> _RECORDS TO PROCESS_:
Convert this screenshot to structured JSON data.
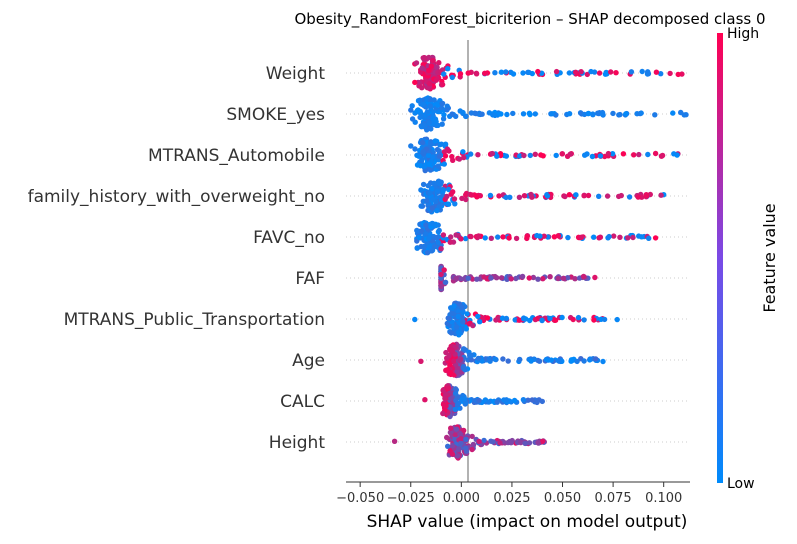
{
  "chart_data": {
    "type": "scatter",
    "title": "Obesity_RandomForest_bicriterion – SHAP decomposed class 0",
    "xlabel": "SHAP value (impact on model output)",
    "xlim": [
      -0.057,
      0.113
    ],
    "xticks": [
      -0.05,
      -0.025,
      0.0,
      0.025,
      0.05,
      0.075,
      0.1
    ],
    "xtick_labels": [
      "−0.050",
      "−0.025",
      "0.000",
      "0.025",
      "0.050",
      "0.075",
      "0.100"
    ],
    "grid": false,
    "features": [
      {
        "name": "Weight",
        "xmin": -0.023,
        "xmax": 0.109,
        "center": -0.016,
        "spread": 0.006,
        "skew": 0.05,
        "color_mode": "magenta_core"
      },
      {
        "name": "SMOKE_yes",
        "xmin": -0.025,
        "xmax": 0.111,
        "center": -0.016,
        "spread": 0.006,
        "skew": 0.05,
        "color_mode": "blue"
      },
      {
        "name": "MTRANS_Automobile",
        "xmin": -0.025,
        "xmax": 0.107,
        "center": -0.016,
        "spread": 0.006,
        "skew": 0.05,
        "color_mode": "blue_left_red_right"
      },
      {
        "name": "family_history_with_overweight_no",
        "xmin": -0.02,
        "xmax": 0.1,
        "center": -0.014,
        "spread": 0.006,
        "skew": 0.04,
        "color_mode": "blue_left_red_right"
      },
      {
        "name": "FAVC_no",
        "xmin": -0.022,
        "xmax": 0.096,
        "center": -0.016,
        "spread": 0.006,
        "skew": 0.05,
        "color_mode": "blue_left_red_right"
      },
      {
        "name": "FAF",
        "xmin": -0.01,
        "xmax": 0.066,
        "center": -0.015,
        "spread": 0.004,
        "skew": 0.03,
        "color_mode": "purple_mix"
      },
      {
        "name": "MTRANS_Public_Transportation",
        "xmin": -0.023,
        "xmax": 0.077,
        "center": -0.002,
        "spread": 0.004,
        "skew": 0.02,
        "color_mode": "blue_left_red_right"
      },
      {
        "name": "Age",
        "xmin": -0.02,
        "xmax": 0.07,
        "center": -0.003,
        "spread": 0.004,
        "skew": 0.02,
        "color_mode": "red_left_blue_right"
      },
      {
        "name": "CALC",
        "xmin": -0.018,
        "xmax": 0.04,
        "center": -0.006,
        "spread": 0.003,
        "skew": 0.015,
        "color_mode": "red_left_blue_right"
      },
      {
        "name": "Height",
        "xmin": -0.033,
        "xmax": 0.041,
        "center": -0.002,
        "spread": 0.004,
        "skew": 0.015,
        "color_mode": "purple_mix"
      }
    ],
    "colorbar": {
      "label": "Feature value",
      "high_label": "High",
      "low_label": "Low",
      "colors": [
        "#008bfb",
        "#ff0052"
      ]
    }
  }
}
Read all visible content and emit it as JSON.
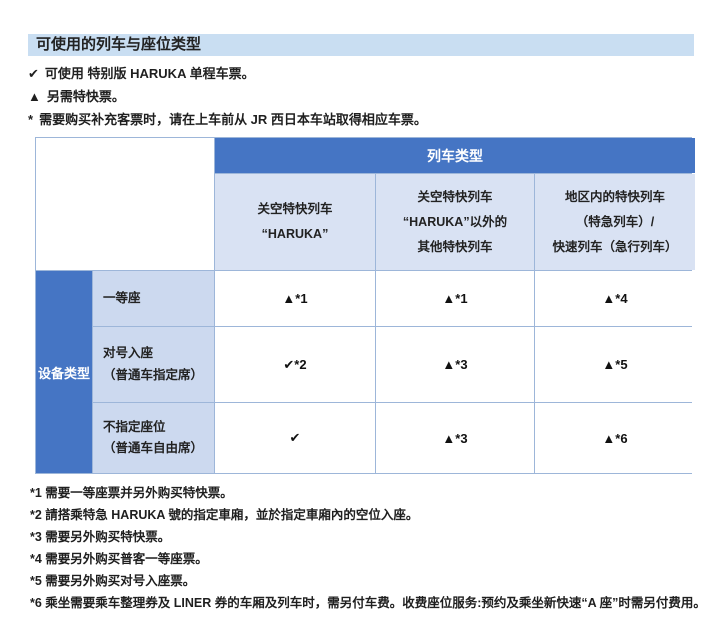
{
  "page": {
    "title": "可使用的列车与座位类型",
    "notes": [
      {
        "symbol": "✔",
        "text": "可使用 特别版 HARUKA 单程车票。"
      },
      {
        "symbol": "▲",
        "text": "另需特快票。"
      },
      {
        "symbol": "*",
        "text": "需要购买补充客票时，请在上车前从 JR 西日本车站取得相应车票。"
      }
    ]
  },
  "table": {
    "col_group_header": "列车类型",
    "row_group_header": "设备类型",
    "columns": [
      {
        "lines": [
          "关空特快列车",
          "“HARUKA”"
        ]
      },
      {
        "lines": [
          "关空特快列车",
          "“HARUKA”以外的",
          "其他特快列车"
        ]
      },
      {
        "lines": [
          "地区内的特快列车",
          "（特急列车）/",
          "快速列车（急行列车）"
        ]
      }
    ],
    "rows": [
      {
        "label_lines": [
          "一等座"
        ],
        "cells": [
          "▲*1",
          "▲*1",
          "▲*4"
        ]
      },
      {
        "label_lines": [
          "对号入座",
          "（普通车指定席）"
        ],
        "cells": [
          "✔*2",
          "▲*3",
          "▲*5"
        ]
      },
      {
        "label_lines": [
          "不指定座位",
          "（普通车自由席）"
        ],
        "cells": [
          "✔",
          "▲*3",
          "▲*6"
        ]
      }
    ]
  },
  "footnotes": [
    "*1 需要一等座票并另外购买特快票。",
    "*2 請搭乘特急 HARUKA 號的指定車廂，並於指定車廂內的空位入座。",
    "*3 需要另外购买特快票。",
    "*4 需要另外购买普客一等座票。",
    "*5 需要另外购买对号入座票。",
    "*6 乘坐需要乘车整理券及 LINER 券的车厢及列车时，需另付车费。收费座位服务:预约及乘坐新快速“A 座”时需另付费用。"
  ],
  "colors": {
    "accent_blue": "#4575c4",
    "title_bar_bg": "#c9def2",
    "column_header_bg": "#d9e2f3",
    "row_label_bg": "#ccd9ef",
    "grid_border": "#9db6d9"
  },
  "symbols": {
    "usable_check": "✔",
    "express_ticket_triangle": "▲"
  }
}
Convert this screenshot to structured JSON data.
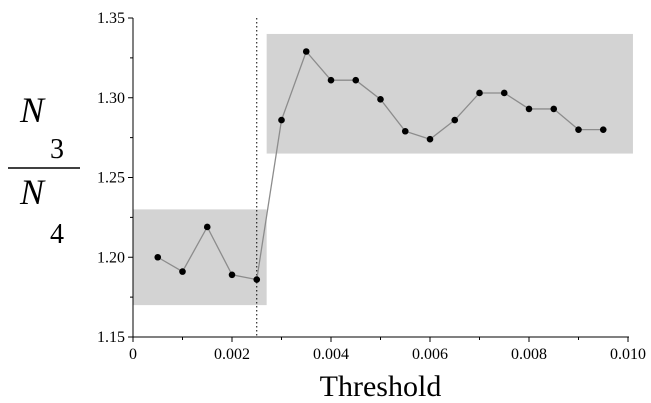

> _TASK GOAL_: Using the records above, select and copy every line that has the word "SHAP".

> _IN RESPONSE_:
    "title": "Obesity_RandomForest_bicriterion – SHAP decomposed class 0",
    "xlabel": "SHAP value (impact on model output)",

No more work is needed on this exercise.